> **Goal of the exercise**
Show every line that has the string "tufted" in it.

> **Extracted material**
======

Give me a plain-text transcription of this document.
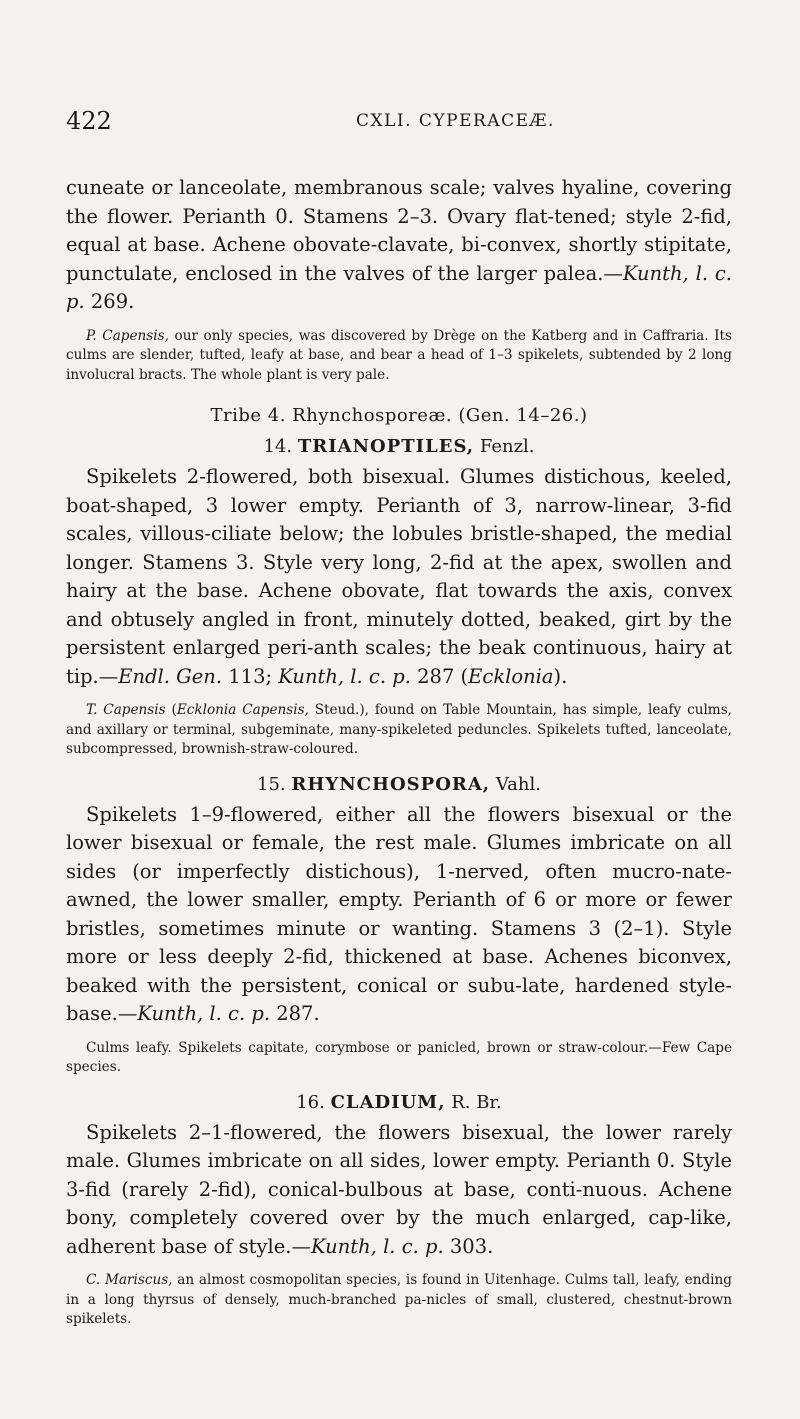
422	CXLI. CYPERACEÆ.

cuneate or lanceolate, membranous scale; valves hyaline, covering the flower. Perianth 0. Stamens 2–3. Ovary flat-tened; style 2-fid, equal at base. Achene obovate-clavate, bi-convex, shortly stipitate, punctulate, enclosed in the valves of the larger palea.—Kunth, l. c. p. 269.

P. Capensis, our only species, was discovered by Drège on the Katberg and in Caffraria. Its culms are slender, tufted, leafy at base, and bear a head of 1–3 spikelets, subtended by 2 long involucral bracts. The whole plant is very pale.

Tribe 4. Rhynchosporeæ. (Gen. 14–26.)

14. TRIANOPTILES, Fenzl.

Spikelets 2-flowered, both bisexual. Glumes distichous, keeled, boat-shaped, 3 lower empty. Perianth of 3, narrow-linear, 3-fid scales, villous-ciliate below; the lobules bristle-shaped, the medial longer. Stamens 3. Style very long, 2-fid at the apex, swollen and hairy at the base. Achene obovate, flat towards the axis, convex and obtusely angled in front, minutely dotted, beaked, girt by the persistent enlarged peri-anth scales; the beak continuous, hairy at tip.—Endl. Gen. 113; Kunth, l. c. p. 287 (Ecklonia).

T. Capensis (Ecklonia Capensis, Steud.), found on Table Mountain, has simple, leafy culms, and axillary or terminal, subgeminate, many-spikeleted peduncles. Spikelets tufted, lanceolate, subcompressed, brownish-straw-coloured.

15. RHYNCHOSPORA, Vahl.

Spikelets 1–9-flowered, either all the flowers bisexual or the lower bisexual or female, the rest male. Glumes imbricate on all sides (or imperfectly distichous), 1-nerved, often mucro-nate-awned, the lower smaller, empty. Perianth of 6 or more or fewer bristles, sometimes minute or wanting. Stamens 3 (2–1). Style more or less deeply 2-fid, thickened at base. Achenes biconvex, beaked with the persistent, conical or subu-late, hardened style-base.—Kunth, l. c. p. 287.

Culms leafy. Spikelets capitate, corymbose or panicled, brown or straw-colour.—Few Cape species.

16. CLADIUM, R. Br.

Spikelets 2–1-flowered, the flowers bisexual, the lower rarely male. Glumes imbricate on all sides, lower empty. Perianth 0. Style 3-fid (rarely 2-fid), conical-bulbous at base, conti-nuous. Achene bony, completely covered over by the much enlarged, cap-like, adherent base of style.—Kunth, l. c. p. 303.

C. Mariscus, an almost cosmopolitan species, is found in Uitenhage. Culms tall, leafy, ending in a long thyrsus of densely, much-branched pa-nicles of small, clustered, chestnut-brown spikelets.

======

> **Full output**
P. Capensis, our only species, was discovered by Drège on the Katberg and in Caffraria. Its culms are slender, tufted, leafy at base, and bear a head of 1–3 spikelets, subtended by 2 long involucral bracts. The whole plant is very pale.
T. Capensis (Ecklonia Capensis, Steud.), found on Table Mountain, has simple, leafy culms, and axillary or terminal, subgeminate, many-spikeleted peduncles. Spikelets tufted, lanceolate, subcompressed, brownish-straw-coloured.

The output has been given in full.